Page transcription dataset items
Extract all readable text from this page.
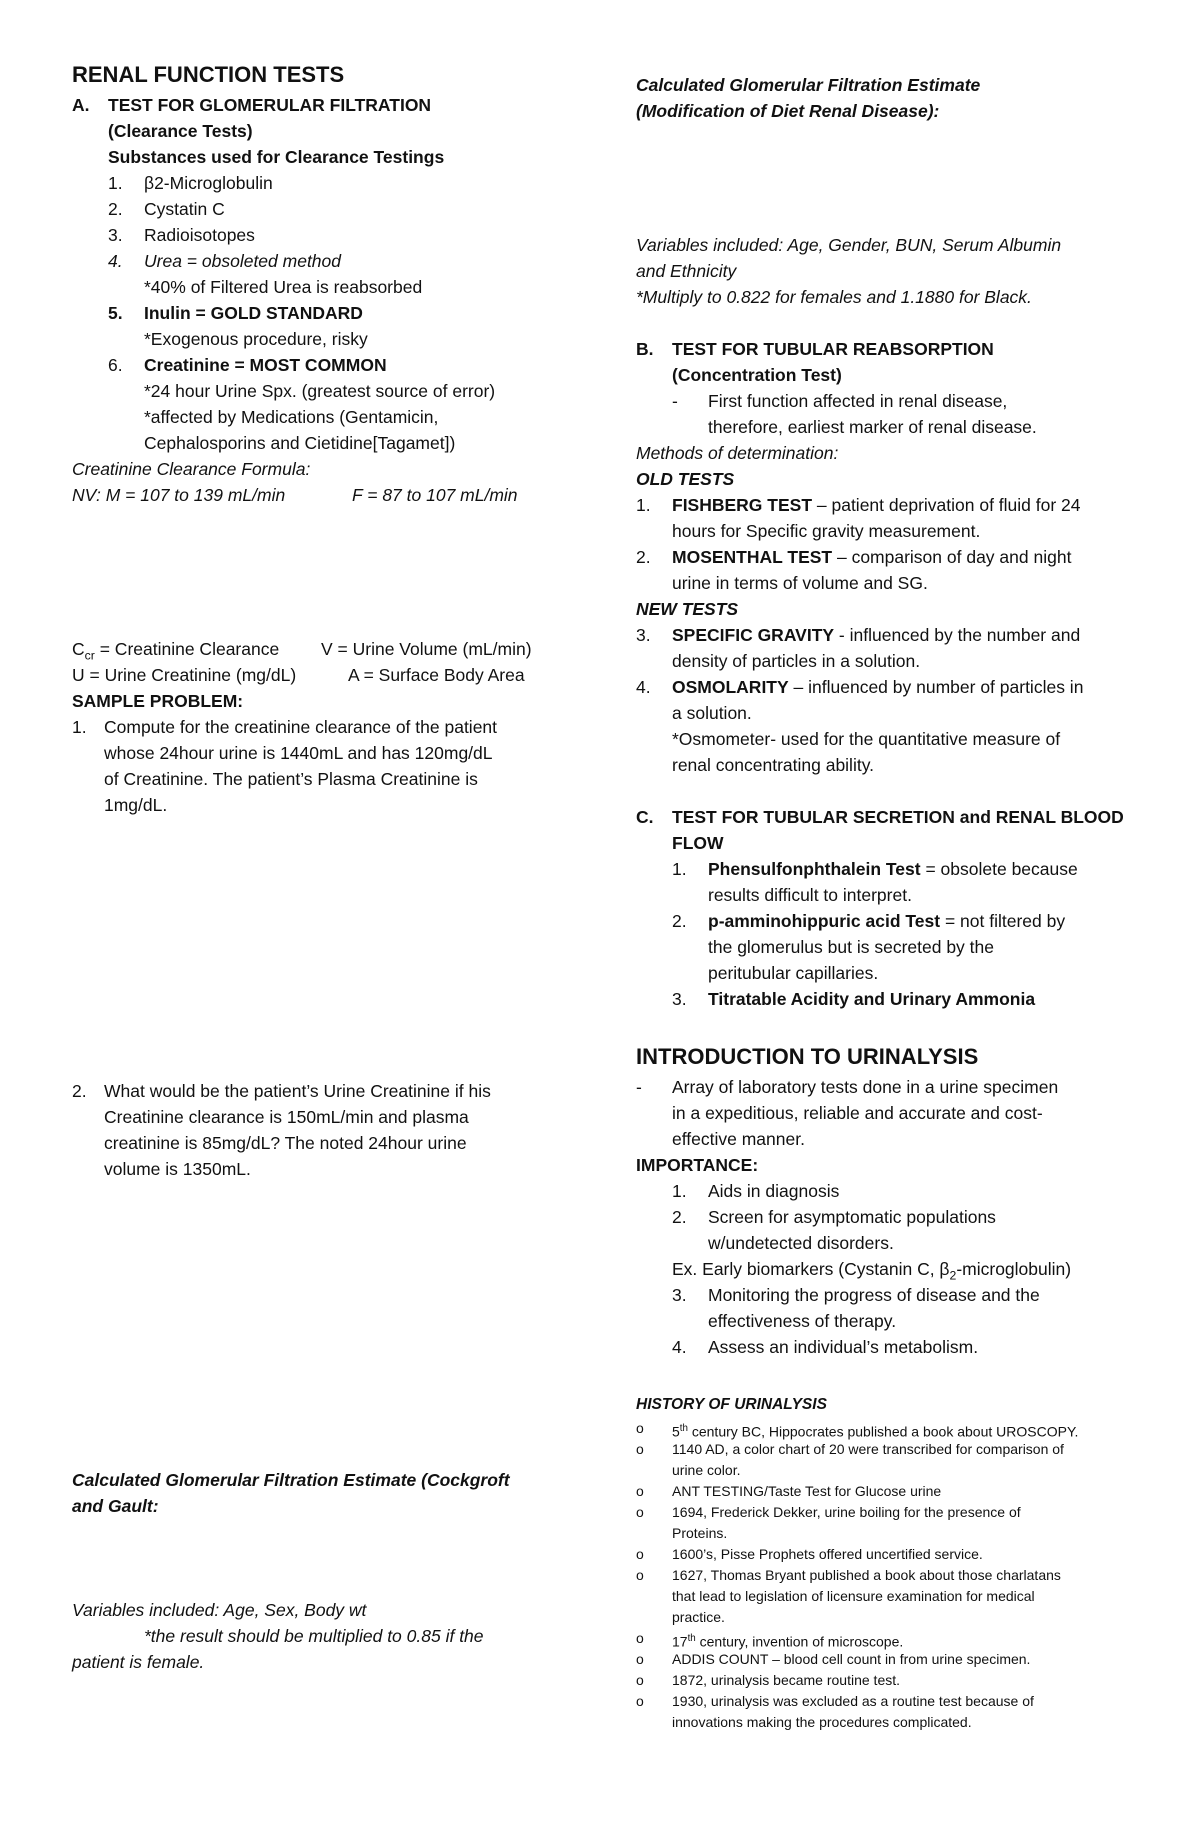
RENAL FUNCTION TESTS
A. TEST FOR GLOMERULAR FILTRATION
(Clearance Tests)
Substances used for Clearance Testings
1. β2-Microglobulin
2. Cystatin C
3. Radioisotopes
4. Urea = obsoleted method
*40% of Filtered Urea is reabsorbed
5. Inulin = GOLD STANDARD
*Exogenous procedure, risky
6. Creatinine = MOST COMMON
*24 hour Urine Spx. (greatest source of error)
*affected by Medications (Gentamicin,
Cephalosporins and Cietidine[Tagamet])
Creatinine Clearance Formula:
NV: M = 107 to 139 mL/min	F = 87 to 107 mL/min
$C_{cr}$ = Creatinine Clearance V = Urine Volume (mL/min)
U = Urine Creatinine (mg/dL)	A = Surface Body Area
SAMPLE PROBLEM:
1. Compute for the creatinine clearance of the patient
whose 24hour urine is 1440mL and has 120mg/dL
of Creatinine. The patient’s Plasma Creatinine is
1mg/dL.
2. What would be the patient’s Urine Creatinine if his
Creatinine clearance is 150mL/min and plasma
creatinine is 85mg/dL? The noted 24hour urine
volume is 1350mL.
Calculated Glomerular Filtration Estimate (Cockgroft
and Gault:
Variables included: Age, Sex, Body wt
*the result should be multiplied to 0.85 if the
patient is female.
Calculated Glomerular Filtration Estimate
(Modification of Diet Renal Disease):
Variables included: Age, Gender, BUN, Serum Albumin
and Ethnicity
*Multiply to 0.822 for females and 1.1880 for Black.
B. TEST FOR TUBULAR REABSORPTION
(Concentration Test)
- First function affected in renal disease,
therefore, earliest marker of renal disease.
Methods of determination:
OLD TESTS
1. FISHBERG TEST – patient deprivation of fluid for 24
hours for Specific gravity measurement.
2. MOSENTHAL TEST – comparison of day and night
urine in terms of volume and SG.
NEW TESTS
3. SPECIFIC GRAVITY - influenced by the number and
density of particles in a solution.
4. OSMOLARITY – influenced by number of particles in
a solution.
*Osmometer- used for the quantitative measure of
renal concentrating ability.
C. TEST FOR TUBULAR SECRETION and RENAL BLOOD
FLOW
1. Phensulfonphthalein Test = obsolete because
results difficult to interpret.
2. p-amminohippuric acid Test = not filtered by
the glomerulus but is secreted by the
peritubular capillaries.
3. Titratable Acidity and Urinary Ammonia
INTRODUCTION TO URINALYSIS
- Array of laboratory tests done in a urine specimen
in a expeditious, reliable and accurate and cost-
effective manner.
IMPORTANCE:
1. Aids in diagnosis
2. Screen for asymptomatic populations
w/undetected disorders.
Ex. Early biomarkers (Cystanin C, $\beta_2-microglobulin$)
3. Monitoring the progress of disease and the
effectiveness of therapy.
4. Assess an individual’s metabolism.
HISTORY OF URINALYSIS
o 5th century BC, Hippocrates published a book about UROSCOPY.
o 1140 AD, a color chart of 20 were transcribed for comparison of
urine color.
o ANT TESTING/Taste Test for Glucose urine
o 1694, Frederick Dekker, urine boiling for the presence of
Proteins.
o 1600’s, Pisse Prophets offered uncertified service.
o 1627, Thomas Bryant published a book about those charlatans
that lead to legislation of licensure examination for medical
practice.
o 17th century, invention of microscope.
o ADDIS COUNT – blood cell count in from urine specimen.
o 1872, urinalysis became routine test.
o 1930, urinalysis was excluded as a routine test because of
innovations making the procedures complicated.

→ **PROBLEM**:
Search the records above for the string "book". Report each line that has it.

→ **TASK OUTPUT**:
o 5th century BC, Hippocrates published a book about UROSCOPY.
o 1627, Thomas Bryant published a book about those charlatans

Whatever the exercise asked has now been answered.